Would it be possible to write out each entry below exactly, without the pictures?
=====
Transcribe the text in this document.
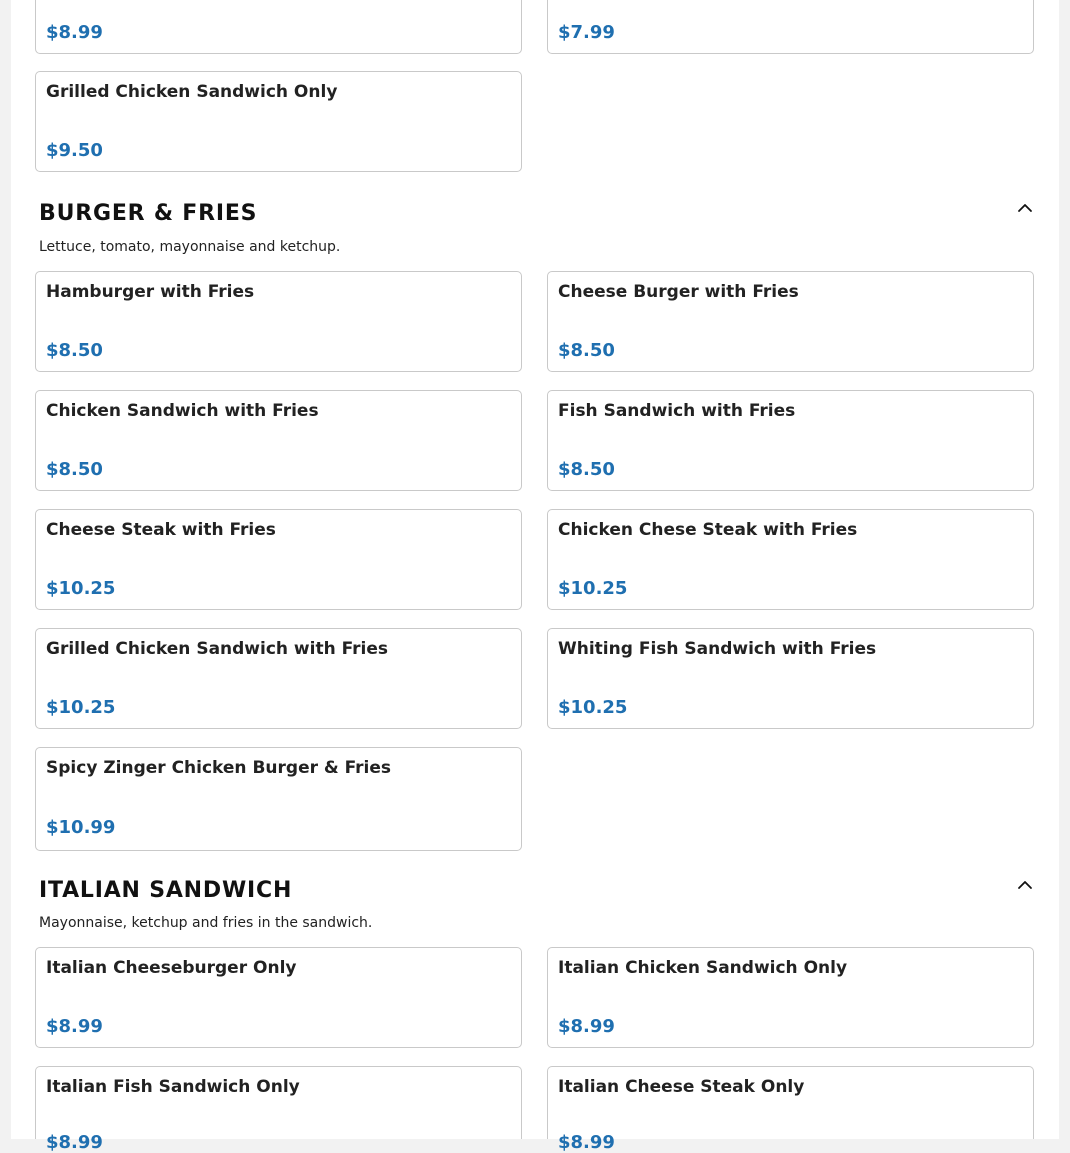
$8.99	$7.99
Grilled Chicken Sandwich Only
$9.50
BURGER & FRIES
Lettuce, tomato, mayonnaise and ketchup.
Hamburger with Fries
$8.50
Cheese Burger with Fries
$8.50
Chicken Sandwich with Fries
$8.50
Fish Sandwich with Fries
$8.50
Cheese Steak with Fries
$10.25
Chicken Chese Steak with Fries
$10.25
Grilled Chicken Sandwich with Fries
$10.25
Whiting Fish Sandwich with Fries
$10.25
Spicy Zinger Chicken Burger & Fries
$10.99
ITALIAN SANDWICH
Mayonnaise, ketchup and fries in the sandwich.
Italian Cheeseburger Only
$8.99
Italian Chicken Sandwich Only
$8.99
Italian Fish Sandwich Only
$8.99
Italian Cheese Steak Only
$8.99
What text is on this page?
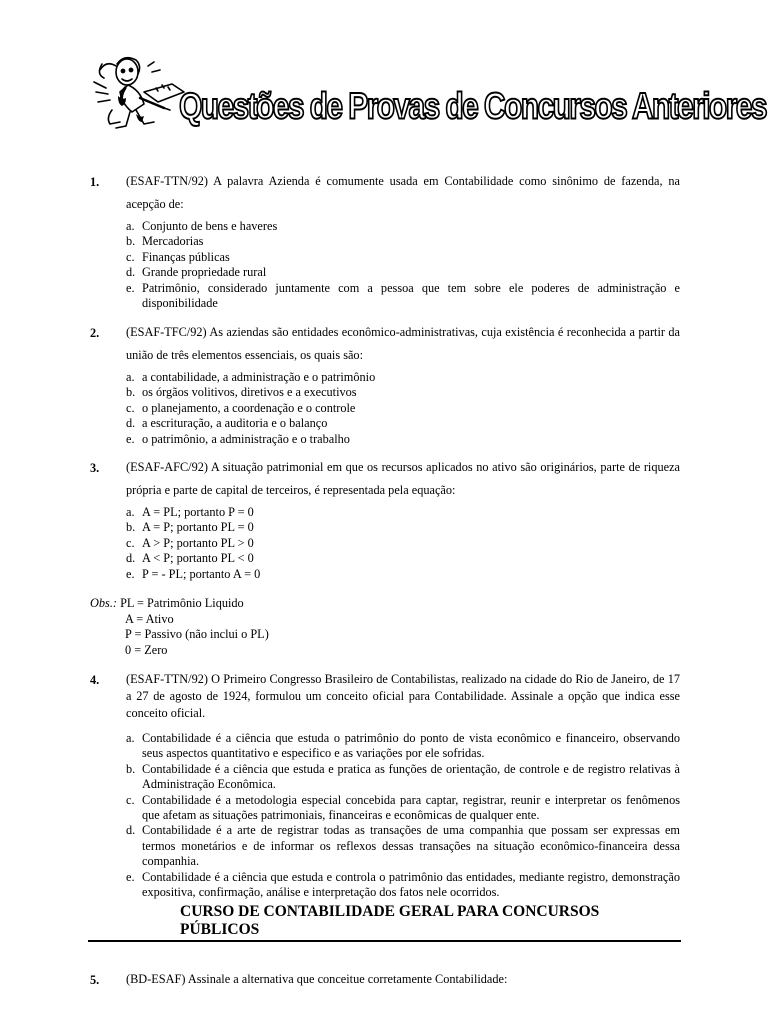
Questões de Provas de Concursos Anteriores
1. (ESAF-TTN/92) A palavra Azienda é comumente usada em Contabilidade como sinônimo de fazenda, na acepção de:
a. Conjunto de bens e haveres
b. Mercadorias
c. Finanças públicas
d. Grande propriedade rural
e. Patrimônio, considerado juntamente com a pessoa que tem sobre ele poderes de administração e disponibilidade
2. (ESAF-TFC/92) As aziendas são entidades econômico-administrativas, cuja existência é reconhecida a partir da união de três elementos essenciais, os quais são:
a. a contabilidade, a administração e o patrimônio
b. os órgãos volitivos, diretivos e a executivos
c. o planejamento, a coordenação e o controle
d. a escrituração, a auditoria e o balanço
e. o patrimônio, a administração e o trabalho
3. (ESAF-AFC/92) A situação patrimonial em que os recursos aplicados no ativo são originários, parte de riqueza própria e parte de capital de terceiros, é representada pela equação:
a. A = PL; portanto P = 0
b. A = P; portanto PL = 0
c. A > P; portanto PL > 0
d. A < P; portanto PL < 0
e. P = - PL; portanto A = 0
Obs.: PL = Patrimônio Liquido
A = Ativo
P = Passivo (não inclui o PL)
0 = Zero
4. (ESAF-TTN/92) O Primeiro Congresso Brasileiro de Contabilistas, realizado na cidade do Rio de Janeiro, de 17 a 27 de agosto de 1924, formulou um conceito oficial para Contabilidade. Assinale a opção que indica esse conceito oficial.
a. Contabilidade é a ciência que estuda o patrimônio do ponto de vista econômico e financeiro, observando seus aspectos quantitativo e especifico e as variações por ele sofridas.
b. Contabilidade é a ciência que estuda e pratica as funções de orientação, de controle e de registro relativas à Administração Econômica.
c. Contabilidade é a metodologia especial concebida para captar, registrar, reunir e interpretar os fenômenos que afetam as situações patrimoniais, financeiras e econômicas de qualquer ente.
d. Contabilidade é a arte de registrar todas as transações de uma companhia que possam ser expressas em termos monetários e de informar os reflexos dessas transações na situação econômico-financeira dessa companhia.
e. Contabilidade é a ciência que estuda e controla o patrimônio das entidades, mediante registro, demonstração expositiva, confirmação, análise e interpretação dos fatos nele ocorridos.
CURSO DE CONTABILIDADE GERAL PARA CONCURSOS PÚBLICOS
5. (BD-ESAF) Assinale a alternativa que conceitue corretamente Contabilidade:
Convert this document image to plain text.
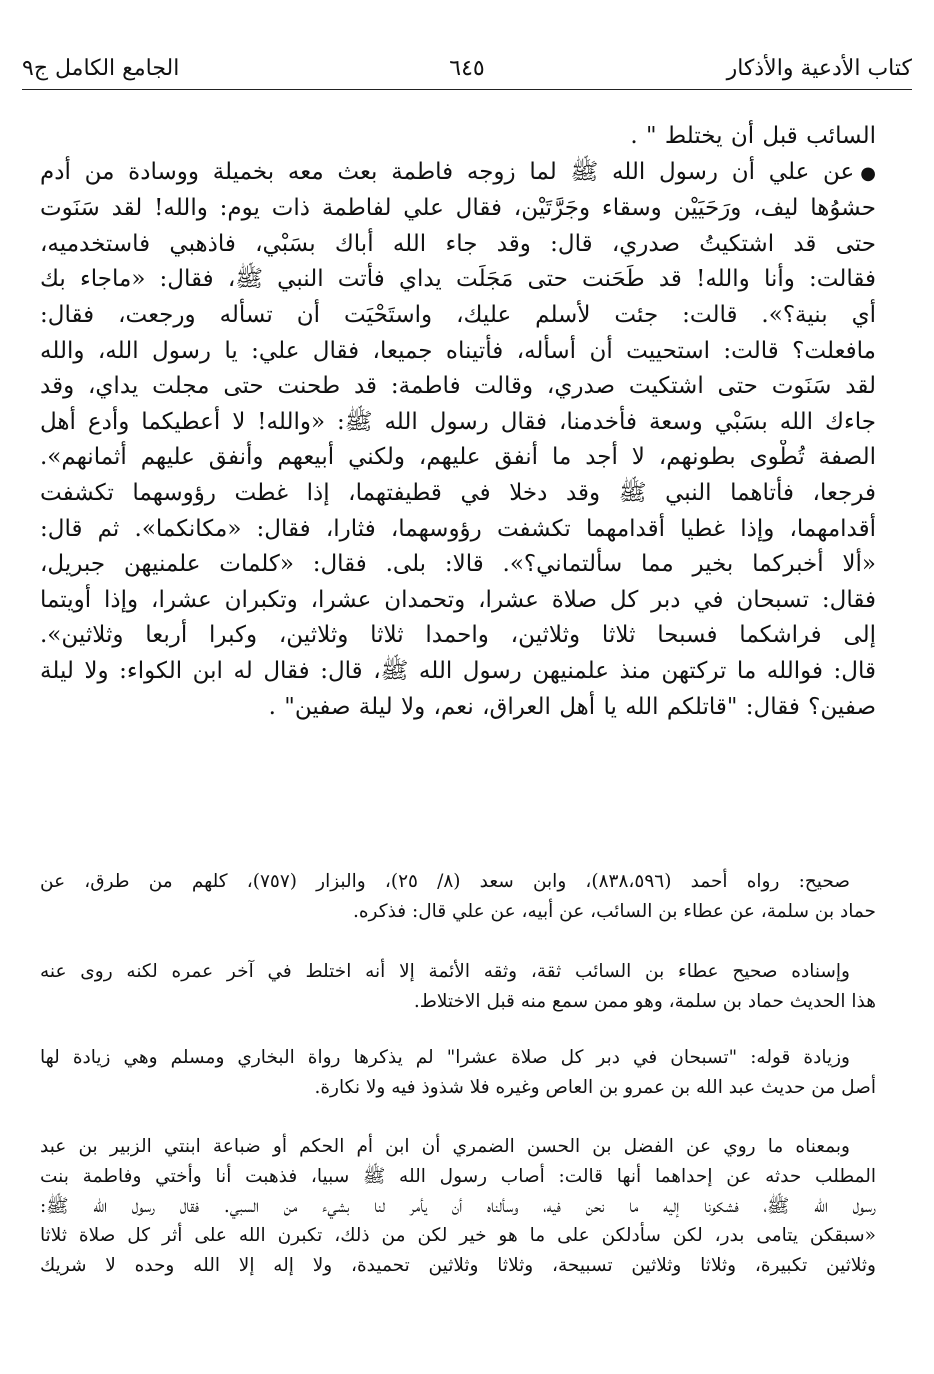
كتاب الأدعية والأذكار
٦٤٥
الجامع الكامل ج٩
السائب قبل أن يختلط " .
●عن علي أن رسول الله ﷺ لما زوجه فاطمة بعث معه بخميلة ووسادة من أدم
حشوُها ليف، ورَحَيَيْن وسقاء وجَرَّتَيْن، فقال علي لفاطمة ذات يوم: والله! لقد سَنَوت
حتى قد اشتكيتُ صدري، قال: وقد جاء الله أباك بسَبْي، فاذهبي فاستخدميه،
فقالت: وأنا والله! قد طَحَنت حتى مَجَلَت يداي فأتت النبي ﷺ، فقال: «ماجاء بك
أي بنية؟». قالت: جئت لأسلم عليك، واستَحْيَت أن تسأله ورجعت، فقال:
مافعلت؟ قالت: استحييت أن أسأله، فأتيناه جميعا، فقال علي: يا رسول الله، والله
لقد سَنَوت حتى اشتكيت صدري، وقالت فاطمة: قد طحنت حتى مجلت يداي، وقد
جاءك الله بسَبْي وسعة فأخدمنا، فقال رسول الله ﷺ: «والله! لا أعطيكما وأدع أهل
الصفة تُطْوى بطونهم، لا أجد ما أنفق عليهم، ولكني أبيعهم وأنفق عليهم أثمانهم».
فرجعا، فأتاهما النبي ﷺ وقد دخلا في قطيفتهما، إذا غطت رؤوسهما تكشفت
أقدامهما، وإذا غطيا أقدامهما تكشفت رؤوسهما، فثارا، فقال: «مكانكما». ثم قال:
«ألا أخبركما بخير مما سألتماني؟». قالا: بلى. فقال: «كلمات علمنيهن جبريل،
فقال: تسبحان في دبر كل صلاة عشرا، وتحمدان عشرا، وتكبران عشرا، وإذا أويتما
إلى فراشكما فسبحا ثلاثا وثلاثين، واحمدا ثلاثا وثلاثين، وكبرا أربعا وثلاثين».
قال: فوالله ما تركتهن منذ علمنيهن رسول الله ﷺ، قال: فقال له ابن الكواء: ولا ليلة
صفين؟ فقال: "قاتلكم الله يا أهل العراق، نعم، ولا ليلة صفين" .

صحيح: رواه أحمد (٨٣٨،٥٩٦)، وابن سعد (٨/ ٢٥)، والبزار (٧٥٧)، كلهم من طرق، عن
حماد بن سلمة، عن عطاء بن السائب، عن أبيه، عن علي قال: فذكره.

وإسناده صحيح عطاء بن السائب ثقة، وثقه الأئمة إلا أنه اختلط في آخر عمره لكنه روى عنه
هذا الحديث حماد بن سلمة، وهو ممن سمع منه قبل الاختلاط.

وزيادة قوله: "تسبحان في دبر كل صلاة عشرا" لم يذكرها رواة البخاري ومسلم وهي زيادة لها
أصل من حديث عبد الله بن عمرو بن العاص وغيره فلا شذوذ فيه ولا نكارة.

وبمعناه ما روي عن الفضل بن الحسن الضمري أن ابن أم الحكم أو ضباعة ابنتي الزبير بن عبد
المطلب حدثه عن إحداهما أنها قالت: أصاب رسول الله ﷺ سبيا، فذهبت أنا وأختي وفاطمة بنت
رسول الله ﷺ، فشكونا إليه ما نحن فيه، وسألناه أن يأمر لنا بشيء من السبي. فقال رسول الله ﷺ:
«سبقكن يتامى بدر، لكن سأدلكن على ما هو خير لكن من ذلك، تكبرن الله على أثر كل صلاة ثلاثا
وثلاثين تكبيرة، وثلاثا وثلاثين تسبيحة، وثلاثا وثلاثين تحميدة، ولا إله إلا الله وحده لا شريك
=====
◆ **Result**:
Transcribe the text in this document.
$8.99	$7.99
Grilled Chicken Sandwich Only
$9.50
BURGER & FRIES
Lettuce, tomato, mayonnaise and ketchup.
Hamburger with Fries
$8.50
Cheese Burger with Fries
$8.50
Chicken Sandwich with Fries
$8.50
Fish Sandwich with Fries
$8.50
Cheese Steak with Fries
$10.25
Chicken Chese Steak with Fries
$10.25
Grilled Chicken Sandwich with Fries
$10.25
Whiting Fish Sandwich with Fries
$10.25
Spicy Zinger Chicken Burger & Fries
$10.99
ITALIAN SANDWICH
Mayonnaise, ketchup and fries in the sandwich.
Italian Cheeseburger Only
$8.99
Italian Chicken Sandwich Only
$8.99
Italian Fish Sandwich Only
$8.99
Italian Cheese Steak Only
$8.99
What text is on this page?
Questões de Provas de Concursos Anteriores
1. (ESAF-TTN/92) A palavra Azienda é comumente usada em Contabilidade como sinônimo de fazenda, na acepção de:
a. Conjunto de bens e haveres
b. Mercadorias
c. Finanças públicas
d. Grande propriedade rural
e. Patrimônio, considerado juntamente com a pessoa que tem sobre ele poderes de administração e disponibilidade
2. (ESAF-TFC/92) As aziendas são entidades econômico-administrativas, cuja existência é reconhecida a partir da união de três elementos essenciais, os quais são:
a. a contabilidade, a administração e o patrimônio
b. os órgãos volitivos, diretivos e a executivos
c. o planejamento, a coordenação e o controle
d. a escrituração, a auditoria e o balanço
e. o patrimônio, a administração e o trabalho
3. (ESAF-AFC/92) A situação patrimonial em que os recursos aplicados no ativo são originários, parte de riqueza própria e parte de capital de terceiros, é representada pela equação:
a. A = PL; portanto P = 0
b. A = P; portanto PL = 0
c. A > P; portanto PL > 0
d. A < P; portanto PL < 0
e. P = - PL; portanto A = 0
Obs.: PL = Patrimônio Liquido
A = Ativo
P = Passivo (não inclui o PL)
0 = Zero
4. (ESAF-TTN/92) O Primeiro Congresso Brasileiro de Contabilistas, realizado na cidade do Rio de Janeiro, de 17 a 27 de agosto de 1924, formulou um conceito oficial para Contabilidade. Assinale a opção que indica esse conceito oficial.
a. Contabilidade é a ciência que estuda o patrimônio do ponto de vista econômico e financeiro, observando seus aspectos quantitativo e especifico e as variações por ele sofridas.
b. Contabilidade é a ciência que estuda e pratica as funções de orientação, de controle e de registro relativas à Administração Econômica.
c. Contabilidade é a metodologia especial concebida para captar, registrar, reunir e interpretar os fenômenos que afetam as situações patrimoniais, financeiras e econômicas de qualquer ente.
d. Contabilidade é a arte de registrar todas as transações de uma companhia que possam ser expressas em termos monetários e de informar os reflexos dessas transações na situação econômico-financeira dessa companhia.
e. Contabilidade é a ciência que estuda e controla o patrimônio das entidades, mediante registro, demonstração expositiva, confirmação, análise e interpretação dos fatos nele ocorridos.
CURSO DE CONTABILIDADE GERAL PARA CONCURSOS PÚBLICOS
5. (BD-ESAF) Assinale a alternativa que conceitue corretamente Contabilidade:
Convert this document image to plain text.
كتاب الأدعية والأذكار
٦٤٥
الجامع الكامل ج٩
السائب قبل أن يختلط " .
●عن علي أن رسول الله ﷺ لما زوجه فاطمة بعث معه بخميلة ووسادة من أدم
حشوُها ليف، ورَحَيَيْن وسقاء وجَرَّتَيْن، فقال علي لفاطمة ذات يوم: والله! لقد سَنَوت
حتى قد اشتكيتُ صدري، قال: وقد جاء الله أباك بسَبْي، فاذهبي فاستخدميه،
فقالت: وأنا والله! قد طَحَنت حتى مَجَلَت يداي فأتت النبي ﷺ، فقال: «ماجاء بك
أي بنية؟». قالت: جئت لأسلم عليك، واستَحْيَت أن تسأله ورجعت، فقال:
مافعلت؟ قالت: استحييت أن أسأله، فأتيناه جميعا، فقال علي: يا رسول الله، والله
لقد سَنَوت حتى اشتكيت صدري، وقالت فاطمة: قد طحنت حتى مجلت يداي، وقد
جاءك الله بسَبْي وسعة فأخدمنا، فقال رسول الله ﷺ: «والله! لا أعطيكما وأدع أهل
الصفة تُطْوى بطونهم، لا أجد ما أنفق عليهم، ولكني أبيعهم وأنفق عليهم أثمانهم».
فرجعا، فأتاهما النبي ﷺ وقد دخلا في قطيفتهما، إذا غطت رؤوسهما تكشفت
أقدامهما، وإذا غطيا أقدامهما تكشفت رؤوسهما، فثارا، فقال: «مكانكما». ثم قال:
«ألا أخبركما بخير مما سألتماني؟». قالا: بلى. فقال: «كلمات علمنيهن جبريل،
فقال: تسبحان في دبر كل صلاة عشرا، وتحمدان عشرا، وتكبران عشرا، وإذا أويتما
إلى فراشكما فسبحا ثلاثا وثلاثين، واحمدا ثلاثا وثلاثين، وكبرا أربعا وثلاثين».
قال: فوالله ما تركتهن منذ علمنيهن رسول الله ﷺ، قال: فقال له ابن الكواء: ولا ليلة
صفين؟ فقال: "قاتلكم الله يا أهل العراق، نعم، ولا ليلة صفين" .

صحيح: رواه أحمد (٨٣٨،٥٩٦)، وابن سعد (٨/ ٢٥)، والبزار (٧٥٧)، كلهم من طرق، عن
حماد بن سلمة، عن عطاء بن السائب، عن أبيه، عن علي قال: فذكره.

وإسناده صحيح عطاء بن السائب ثقة، وثقه الأئمة إلا أنه اختلط في آخر عمره لكنه روى عنه
هذا الحديث حماد بن سلمة، وهو ممن سمع منه قبل الاختلاط.

وزيادة قوله: "تسبحان في دبر كل صلاة عشرا" لم يذكرها رواة البخاري ومسلم وهي زيادة لها
أصل من حديث عبد الله بن عمرو بن العاص وغيره فلا شذوذ فيه ولا نكارة.

وبمعناه ما روي عن الفضل بن الحسن الضمري أن ابن أم الحكم أو ضباعة ابنتي الزبير بن عبد
المطلب حدثه عن إحداهما أنها قالت: أصاب رسول الله ﷺ سبيا، فذهبت أنا وأختي وفاطمة بنت
رسول الله ﷺ، فشكونا إليه ما نحن فيه، وسألناه أن يأمر لنا بشيء من السبي. فقال رسول الله ﷺ:
«سبقكن يتامى بدر، لكن سأدلكن على ما هو خير لكن من ذلك، تكبرن الله على أثر كل صلاة ثلاثا
وثلاثين تكبيرة، وثلاثا وثلاثين تسبيحة، وثلاثا وثلاثين تحميدة، ولا إله إلا الله وحده لا شريك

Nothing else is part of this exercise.